* **Directions for this task**: The listing below should be copied in full, word for word.

(Data items)
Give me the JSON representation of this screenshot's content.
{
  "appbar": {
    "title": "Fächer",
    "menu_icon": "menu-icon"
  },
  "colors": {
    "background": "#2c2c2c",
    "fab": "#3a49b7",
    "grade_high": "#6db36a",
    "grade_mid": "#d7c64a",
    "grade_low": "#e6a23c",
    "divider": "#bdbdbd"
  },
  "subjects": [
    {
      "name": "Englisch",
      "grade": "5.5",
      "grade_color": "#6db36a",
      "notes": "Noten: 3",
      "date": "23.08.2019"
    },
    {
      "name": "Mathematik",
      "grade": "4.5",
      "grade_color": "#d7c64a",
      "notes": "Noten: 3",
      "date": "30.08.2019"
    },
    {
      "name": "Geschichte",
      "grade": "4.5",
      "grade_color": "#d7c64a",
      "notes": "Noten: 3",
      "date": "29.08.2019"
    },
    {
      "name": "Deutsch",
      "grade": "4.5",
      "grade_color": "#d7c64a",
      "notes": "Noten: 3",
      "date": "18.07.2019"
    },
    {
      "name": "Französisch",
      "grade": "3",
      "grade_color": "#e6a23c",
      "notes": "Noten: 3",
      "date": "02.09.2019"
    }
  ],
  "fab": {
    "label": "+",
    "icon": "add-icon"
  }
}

* **Expected answer**:
Give me the JSON representation of this screenshot's content.
{
  "appbar": {
    "title": "Fächer",
    "menu_icon": "menu-icon"
  },
  "colors": {
    "background": "#2c2c2c",
    "fab": "#3a49b7",
    "grade_high": "#6db36a",
    "grade_mid": "#d7c64a",
    "grade_low": "#e6a23c",
    "divider": "#bdbdbd"
  },
  "subjects": [
    {
      "name": "Englisch",
      "grade": "5.5",
      "grade_color": "#6db36a",
      "notes": "Noten: 3",
      "date": "23.08.2019"
    },
    {
      "name": "Mathematik",
      "grade": "4.5",
      "grade_color": "#d7c64a",
      "notes": "Noten: 3",
      "date": "30.08.2019"
    },
    {
      "name": "Geschichte",
      "grade": "4.5",
      "grade_color": "#d7c64a",
      "notes": "Noten: 3",
      "date": "29.08.2019"
    },
    {
      "name": "Deutsch",
      "grade": "4.5",
      "grade_color": "#d7c64a",
      "notes": "Noten: 3",
      "date": "18.07.2019"
    },
    {
      "name": "Französisch",
      "grade": "3",
      "grade_color": "#e6a23c",
      "notes": "Noten: 3",
      "date": "02.09.2019"
    }
  ],
  "fab": {
    "label": "+",
    "icon": "add-icon"
  }
}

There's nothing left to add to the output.